# start of Recorded data

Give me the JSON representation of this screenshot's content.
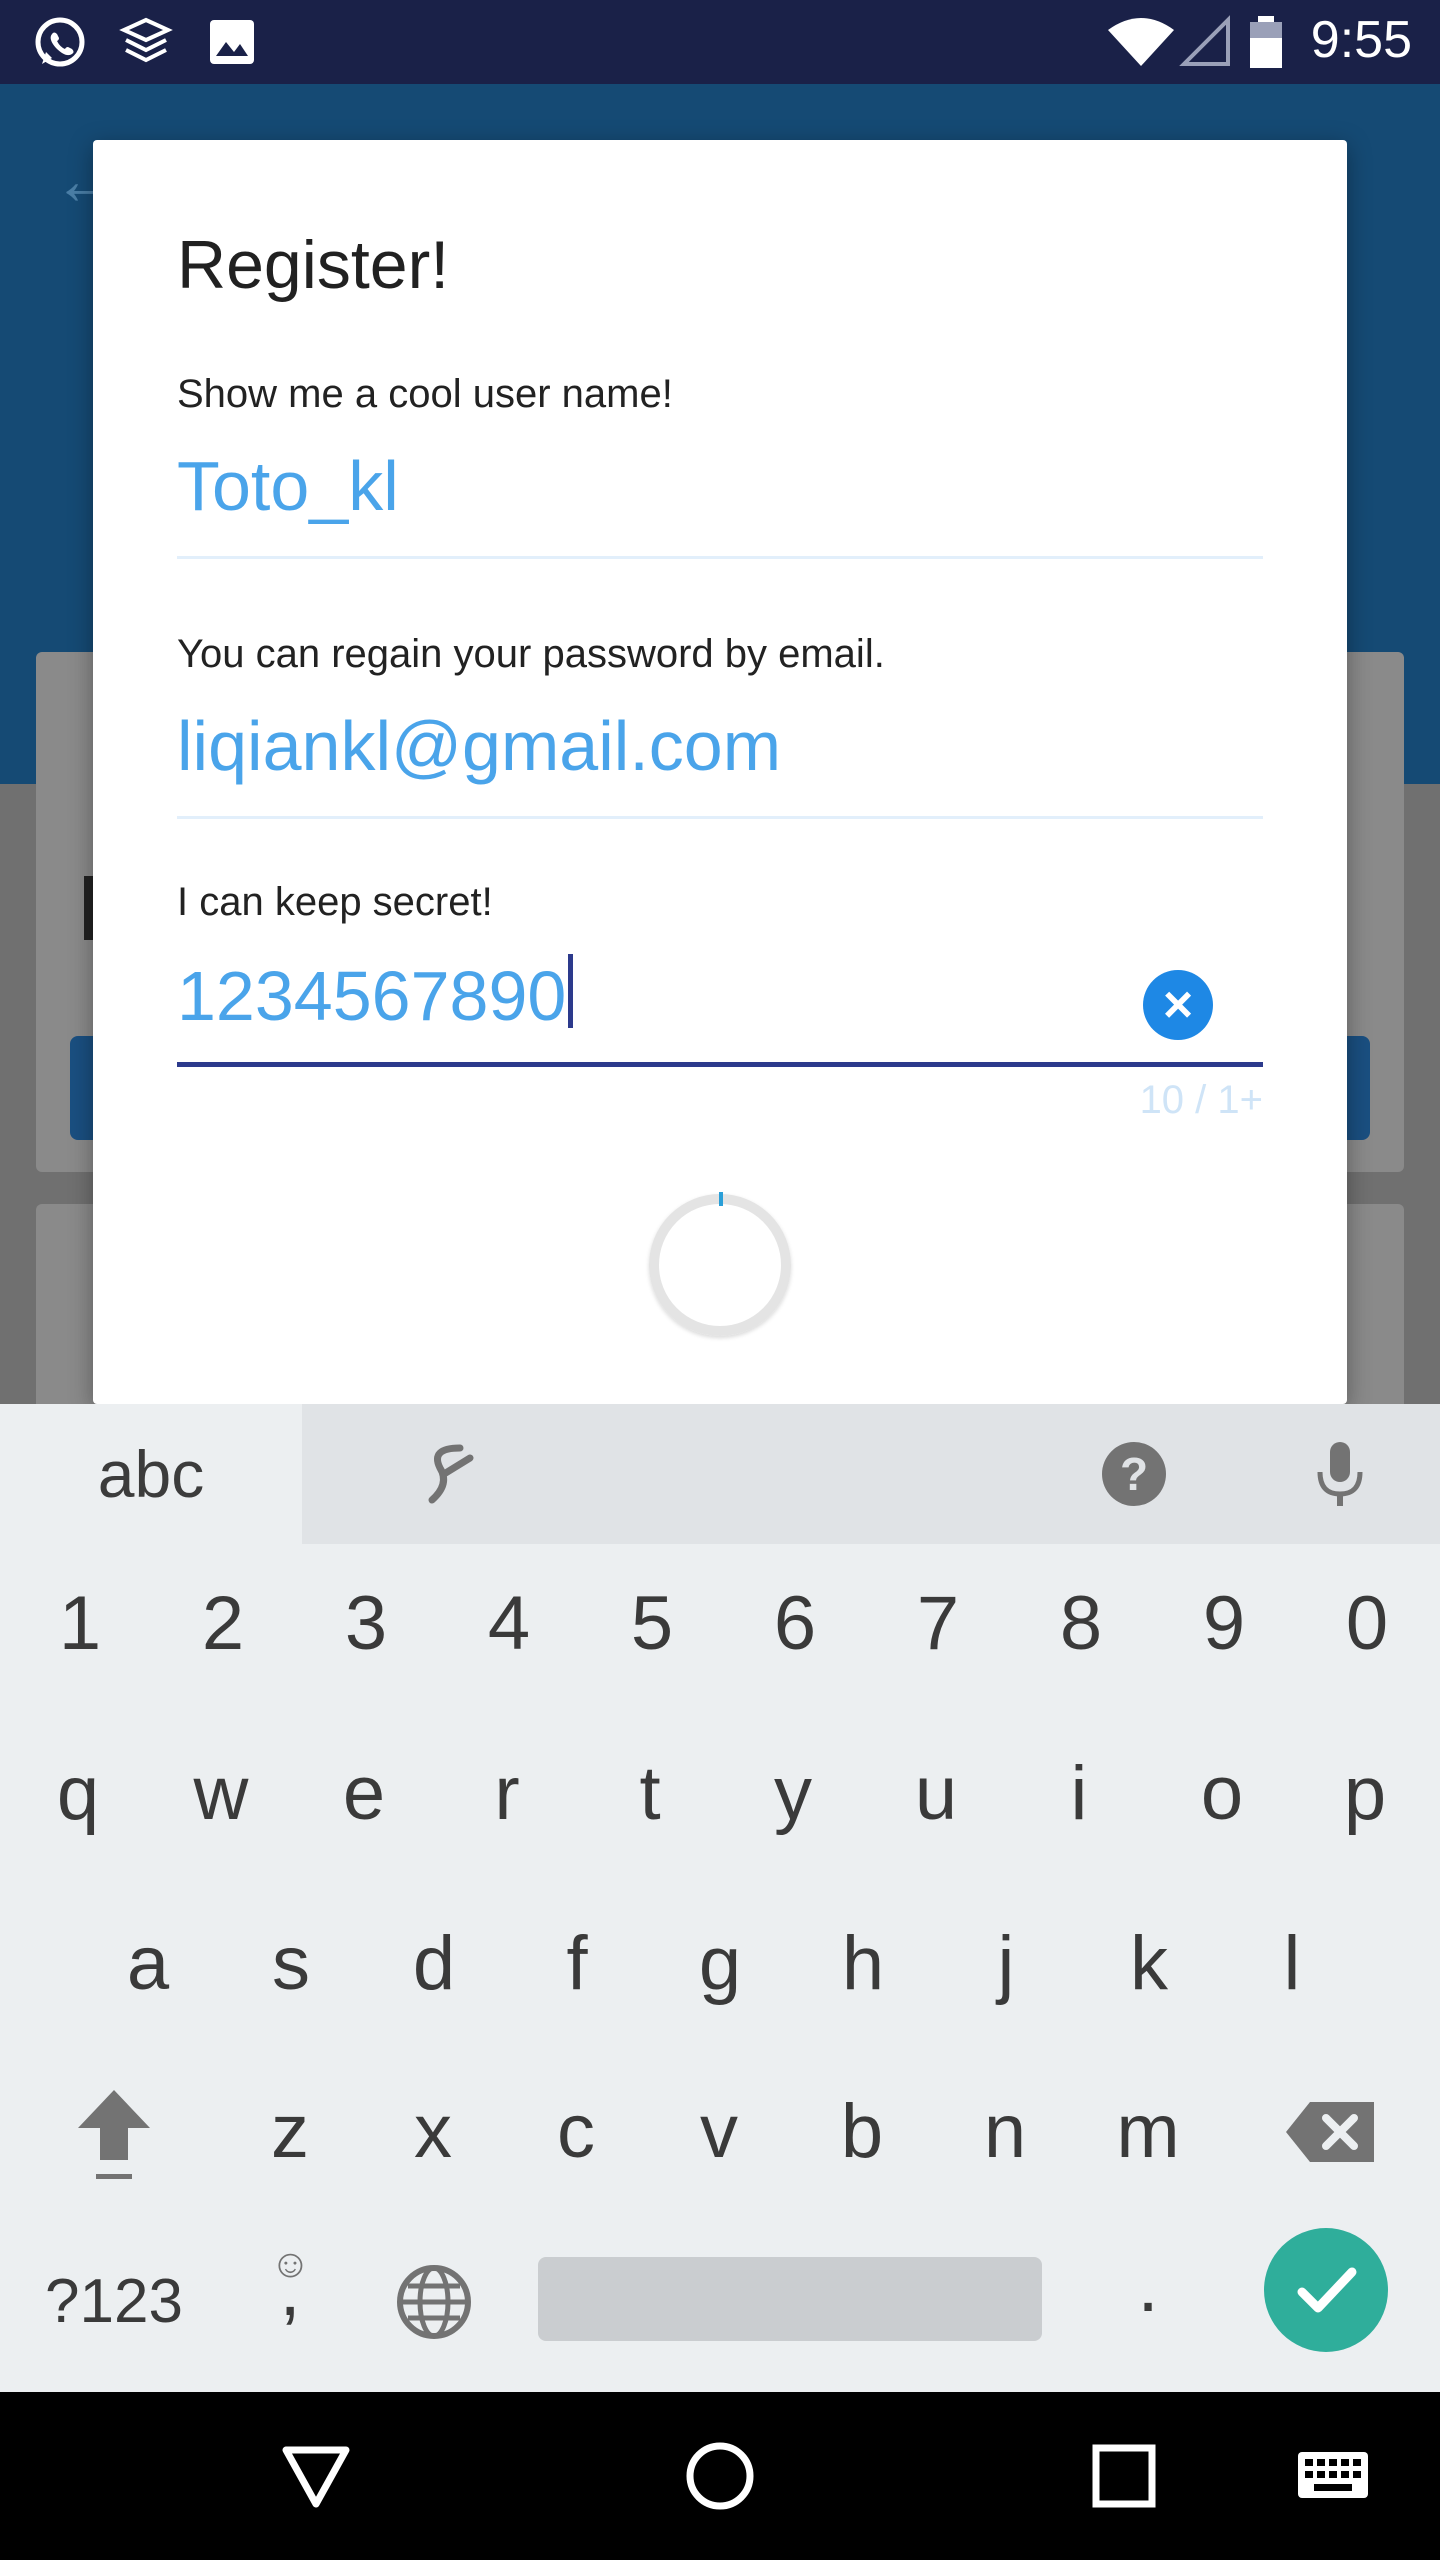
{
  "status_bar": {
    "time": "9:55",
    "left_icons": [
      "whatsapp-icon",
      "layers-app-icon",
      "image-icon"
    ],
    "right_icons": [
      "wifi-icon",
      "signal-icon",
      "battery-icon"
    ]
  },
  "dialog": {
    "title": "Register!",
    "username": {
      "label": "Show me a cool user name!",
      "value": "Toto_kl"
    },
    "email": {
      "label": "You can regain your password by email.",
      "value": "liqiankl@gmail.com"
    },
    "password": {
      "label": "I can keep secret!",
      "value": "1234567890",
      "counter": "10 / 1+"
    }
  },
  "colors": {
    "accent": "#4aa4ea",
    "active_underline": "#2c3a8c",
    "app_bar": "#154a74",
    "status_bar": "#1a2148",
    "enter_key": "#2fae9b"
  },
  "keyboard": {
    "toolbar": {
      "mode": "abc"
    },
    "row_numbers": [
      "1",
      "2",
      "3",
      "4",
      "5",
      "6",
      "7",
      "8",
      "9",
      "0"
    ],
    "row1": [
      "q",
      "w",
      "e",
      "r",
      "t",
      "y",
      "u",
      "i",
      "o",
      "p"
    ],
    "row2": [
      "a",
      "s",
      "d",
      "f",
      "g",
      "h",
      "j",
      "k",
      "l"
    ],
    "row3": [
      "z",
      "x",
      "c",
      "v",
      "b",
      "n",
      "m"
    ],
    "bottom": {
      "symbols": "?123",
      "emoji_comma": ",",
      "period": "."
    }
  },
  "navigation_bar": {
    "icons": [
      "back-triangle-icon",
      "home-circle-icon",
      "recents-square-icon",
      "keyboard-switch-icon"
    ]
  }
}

# end of Recorded data

=== Your goal ===
Please repeat the entries exactly. Do not include the pictures.

=== Result below ===
Give me the JSON representation of this screenshot's content.
{
  "status_bar": {
    "time": "9:55",
    "left_icons": [
      "whatsapp-icon",
      "layers-app-icon",
      "image-icon"
    ],
    "right_icons": [
      "wifi-icon",
      "signal-icon",
      "battery-icon"
    ]
  },
  "dialog": {
    "title": "Register!",
    "username": {
      "label": "Show me a cool user name!",
      "value": "Toto_kl"
    },
    "email": {
      "label": "You can regain your password by email.",
      "value": "liqiankl@gmail.com"
    },
    "password": {
      "label": "I can keep secret!",
      "value": "1234567890",
      "counter": "10 / 1+"
    }
  },
  "colors": {
    "accent": "#4aa4ea",
    "active_underline": "#2c3a8c",
    "app_bar": "#154a74",
    "status_bar": "#1a2148",
    "enter_key": "#2fae9b"
  },
  "keyboard": {
    "toolbar": {
      "mode": "abc"
    },
    "row_numbers": [
      "1",
      "2",
      "3",
      "4",
      "5",
      "6",
      "7",
      "8",
      "9",
      "0"
    ],
    "row1": [
      "q",
      "w",
      "e",
      "r",
      "t",
      "y",
      "u",
      "i",
      "o",
      "p"
    ],
    "row2": [
      "a",
      "s",
      "d",
      "f",
      "g",
      "h",
      "j",
      "k",
      "l"
    ],
    "row3": [
      "z",
      "x",
      "c",
      "v",
      "b",
      "n",
      "m"
    ],
    "bottom": {
      "symbols": "?123",
      "emoji_comma": ",",
      "period": "."
    }
  },
  "navigation_bar": {
    "icons": [
      "back-triangle-icon",
      "home-circle-icon",
      "recents-square-icon",
      "keyboard-switch-icon"
    ]
  }
}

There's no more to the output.